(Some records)
## start

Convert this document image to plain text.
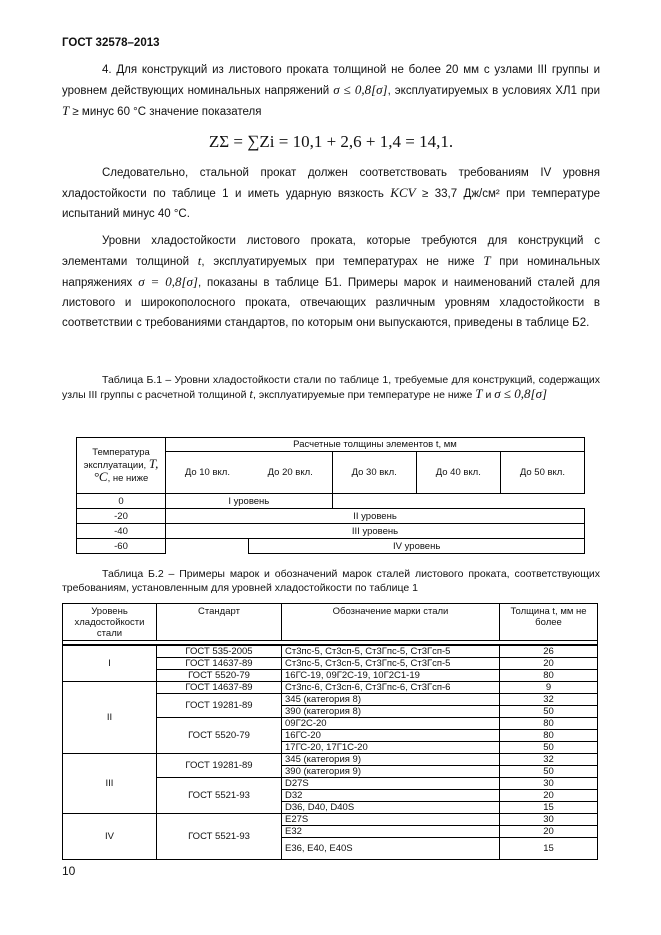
ГОСТ 32578–2013
4. Для конструкций из листового проката толщиной не более 20 мм с узлами III группы и уровнем действующих номинальных напряжений σ ≤ 0,8[σ], эксплуатируемых в условиях ХЛ1 при T ≥ минус 60 °С значение показателя
ZΣ = ∑Zi = 10,1 + 2,6 + 1,4 = 14,1.
Следовательно, стальной прокат должен соответствовать требованиям IV уровня хладостойкости по таблице 1 и иметь ударную вязкость KCV ≥ 33,7 Дж/см² при температуре испытаний минус 40 °С.
Уровни хладостойкости листового проката, которые требуются для конструкций с элементами толщиной t, эксплуатируемых при температурах не ниже T при номинальных напряжениях σ = 0,8[σ], показаны в таблице Б1. Примеры марок и наименований сталей для листового и широкополосного проката, отвечающих различным уровням хладостойкости в соответствии с требованиями стандартов, по которым они выпускаются, приведены в таблице Б2.
Таблица Б.1 – Уровни хладостойкости стали по таблице 1, требуемые для конструкций, содержащих узлы III группы с расчетной толщиной t, эксплуатируемые при температуре не ниже T и σ ≤ 0,8[σ]
Температура эксплуатации, T, °C, не ниже	Расчетные толщины элементов t, мм				
	До 10 вкл.	До 20 вкл.	До 30 вкл.	До 40 вкл.	До 50 вкл.
0	I уровень				
-20	II уровень				
-40	III уровень				
-60		IV уровень			
Таблица Б.2 – Примеры марок и обозначений марок сталей листового проката, соответствующих требованиям, установленным для уровней хладостойкости по таблице 1
Уровень хладостойкости стали	Стандарт	Обозначение марки стали	Толщина t, мм не более

I	ГОСТ 535-2005	Ст3пс-5, Ст3сп-5, Ст3Гпс-5, Ст3Гсп-5	26
	ГОСТ 14637-89	Ст3пс-5, Ст3сп-5, Ст3Гпс-5, Ст3Гсп-5	20
	ГОСТ 5520-79	16ГС-19, 09Г2С-19, 10Г2С1-19	80
II	ГОСТ 14637-89	Ст3пс-6, Ст3сп-6, Ст3Гпс-6, Ст3Гсп-6	9
	ГОСТ 19281-89	345 (категория 8)	32
		390 (категория 8)	50
	ГОСТ 5520-79	09Г2С-20	80
		16ГС-20	80
		17ГС-20, 17Г1С-20	50
III	ГОСТ 19281-89	345 (категория 9)	32
		390 (категория 9)	50
	ГОСТ 5521-93	D27S	30
		D32	20
		D36, D40, D40S	15
IV	ГОСТ 5521-93	E27S	30
		E32	20
		E36, E40, E40S	15
10
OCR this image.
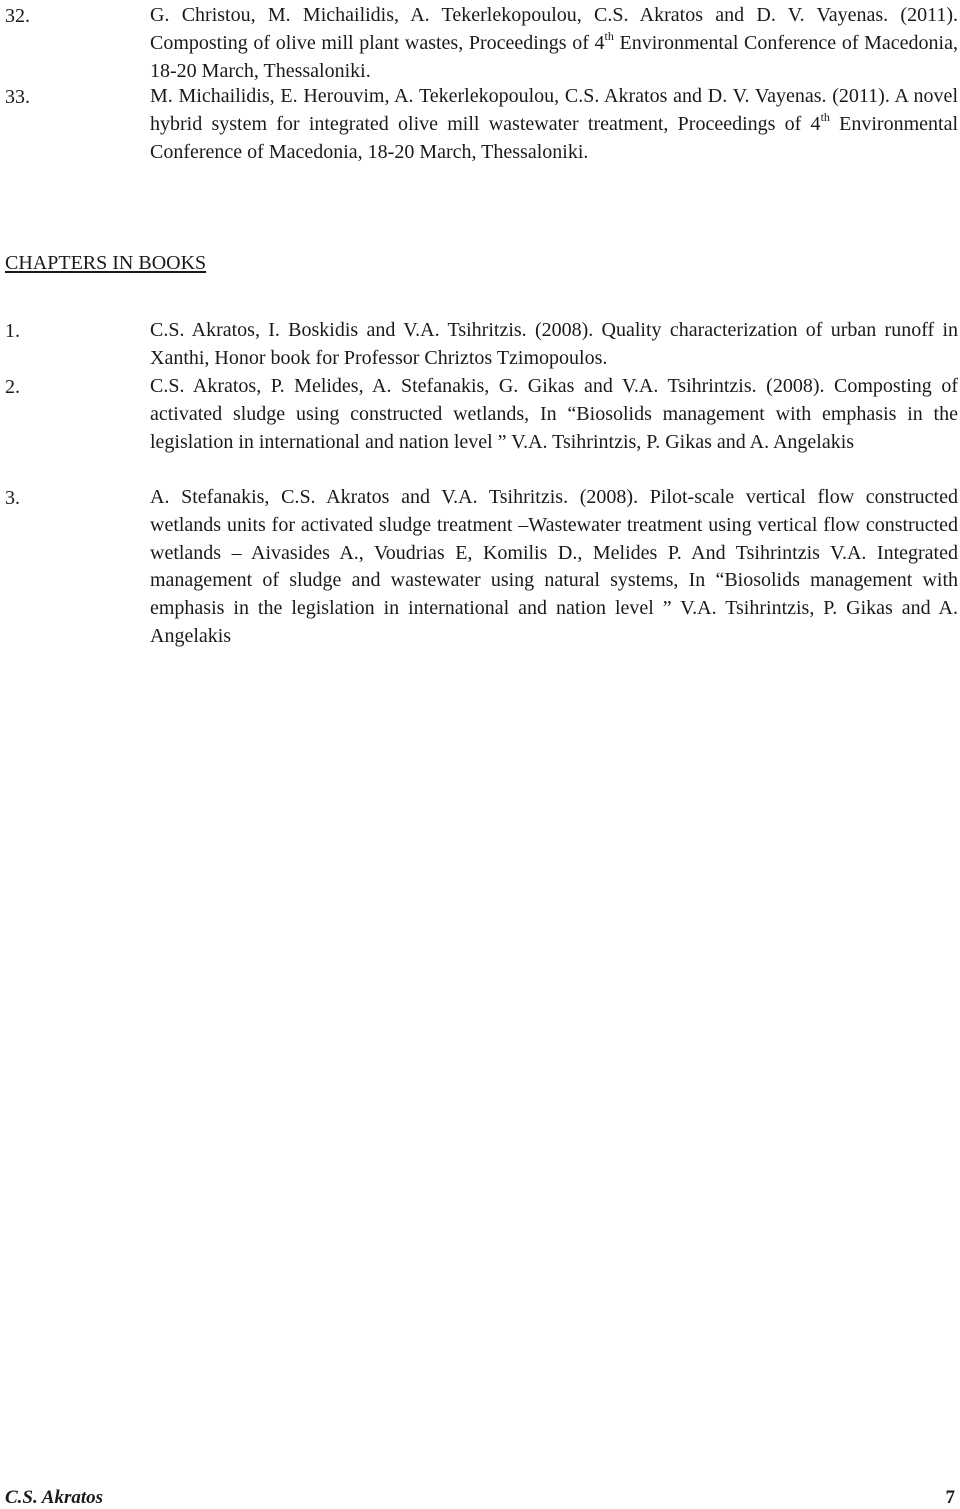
32.	G. Christou, M. Michailidis, A. Tekerlekopoulou, C.S. Akratos and D. V. Vayenas. (2011). Composting of olive mill plant wastes, Proceedings of 4th Environmental Conference of Macedonia, 18-20 March, Thessaloniki.
33.	M. Michailidis, E. Herouvim, A. Tekerlekopoulou, C.S. Akratos and D. V. Vayenas. (2011). A novel hybrid system for integrated olive mill wastewater treatment, Proceedings of 4th Environmental Conference of Macedonia, 18-20 March, Thessaloniki.
CHAPTERS IN BOOKS
1.	C.S. Akratos, I. Boskidis and V.A. Tsihritzis. (2008). Quality characterization of urban runoff in Xanthi, Honor book for Professor Chriztos Tzimopoulos.
2.	C.S. Akratos, P. Melides, A. Stefanakis, G. Gikas and V.A. Tsihrintzis. (2008). Composting of activated sludge using constructed wetlands, In “Biosolids management with emphasis in the legislation in international and nation level ” V.A. Tsihrintzis, P. Gikas and A. Angelakis
3.	A. Stefanakis, C.S. Akratos and V.A. Tsihritzis. (2008). Pilot-scale vertical flow constructed wetlands units for activated sludge treatment –Wastewater treatment using vertical flow constructed wetlands – Aivasides A., Voudrias E, Komilis D., Melides P. And Tsihrintzis V.A. Integrated management of sludge and wastewater using natural systems, In “Biosolids management with emphasis in the legislation in international and nation level ” V.A. Tsihrintzis, P. Gikas and A. Angelakis
C.S. Akratos	7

## end

Given instruction: Make an exact copy of every entry above, minus the images.

Output of the exercise:
Convert this document image to plain text.
ГОСТ 32578–2013
4. Для конструкций из листового проката толщиной не более 20 мм с узлами III группы и уровнем действующих номинальных напряжений σ ≤ 0,8[σ], эксплуатируемых в условиях ХЛ1 при T ≥ минус 60 °С значение показателя
ZΣ = ∑Zi = 10,1 + 2,6 + 1,4 = 14,1.
Следовательно, стальной прокат должен соответствовать требованиям IV уровня хладостойкости по таблице 1 и иметь ударную вязкость KCV ≥ 33,7 Дж/см² при температуре испытаний минус 40 °С.
Уровни хладостойкости листового проката, которые требуются для конструкций с элементами толщиной t, эксплуатируемых при температурах не ниже T при номинальных напряжениях σ = 0,8[σ], показаны в таблице Б1. Примеры марок и наименований сталей для листового и широкополосного проката, отвечающих различным уровням хладостойкости в соответствии с требованиями стандартов, по которым они выпускаются, приведены в таблице Б2.
Таблица Б.1 – Уровни хладостойкости стали по таблице 1, требуемые для конструкций, содержащих узлы III группы с расчетной толщиной t, эксплуатируемые при температуре не ниже T и σ ≤ 0,8[σ]
Температура эксплуатации, T, °C, не ниже	Расчетные толщины элементов t, мм				
	До 10 вкл.	До 20 вкл.	До 30 вкл.	До 40 вкл.	До 50 вкл.
0	I уровень				
-20	II уровень				
-40	III уровень				
-60		IV уровень			
Таблица Б.2 – Примеры марок и обозначений марок сталей листового проката, соответствующих требованиям, установленным для уровней хладостойкости по таблице 1
Уровень хладостойкости стали	Стандарт	Обозначение марки стали	Толщина t, мм не более

I	ГОСТ 535-2005	Ст3пс-5, Ст3сп-5, Ст3Гпс-5, Ст3Гсп-5	26
	ГОСТ 14637-89	Ст3пс-5, Ст3сп-5, Ст3Гпс-5, Ст3Гсп-5	20
	ГОСТ 5520-79	16ГС-19, 09Г2С-19, 10Г2С1-19	80
II	ГОСТ 14637-89	Ст3пс-6, Ст3сп-6, Ст3Гпс-6, Ст3Гсп-6	9
	ГОСТ 19281-89	345 (категория 8)	32
		390 (категория 8)	50
	ГОСТ 5520-79	09Г2С-20	80
		16ГС-20	80
		17ГС-20, 17Г1С-20	50
III	ГОСТ 19281-89	345 (категория 9)	32
		390 (категория 9)	50
	ГОСТ 5521-93	D27S	30
		D32	20
		D36, D40, D40S	15
IV	ГОСТ 5521-93	E27S	30
		E32	20
		E36, E40, E40S	15
10
OCR this image.
32.	G. Christou, M. Michailidis, A. Tekerlekopoulou, C.S. Akratos and D. V. Vayenas. (2011). Composting of olive mill plant wastes, Proceedings of 4th Environmental Conference of Macedonia, 18-20 March, Thessaloniki.
33.	M. Michailidis, E. Herouvim, A. Tekerlekopoulou, C.S. Akratos and D. V. Vayenas. (2011). A novel hybrid system for integrated olive mill wastewater treatment, Proceedings of 4th Environmental Conference of Macedonia, 18-20 March, Thessaloniki.
CHAPTERS IN BOOKS
1.	C.S. Akratos, I. Boskidis and V.A. Tsihritzis. (2008). Quality characterization of urban runoff in Xanthi, Honor book for Professor Chriztos Tzimopoulos.
2.	C.S. Akratos, P. Melides, A. Stefanakis, G. Gikas and V.A. Tsihrintzis. (2008). Composting of activated sludge using constructed wetlands, In “Biosolids management with emphasis in the legislation in international and nation level ” V.A. Tsihrintzis, P. Gikas and A. Angelakis
3.	A. Stefanakis, C.S. Akratos and V.A. Tsihritzis. (2008). Pilot-scale vertical flow constructed wetlands units for activated sludge treatment –Wastewater treatment using vertical flow constructed wetlands – Aivasides A., Voudrias E, Komilis D., Melides P. And Tsihrintzis V.A. Integrated management of sludge and wastewater using natural systems, In “Biosolids management with emphasis in the legislation in international and nation level ” V.A. Tsihrintzis, P. Gikas and A. Angelakis
C.S. Akratos	7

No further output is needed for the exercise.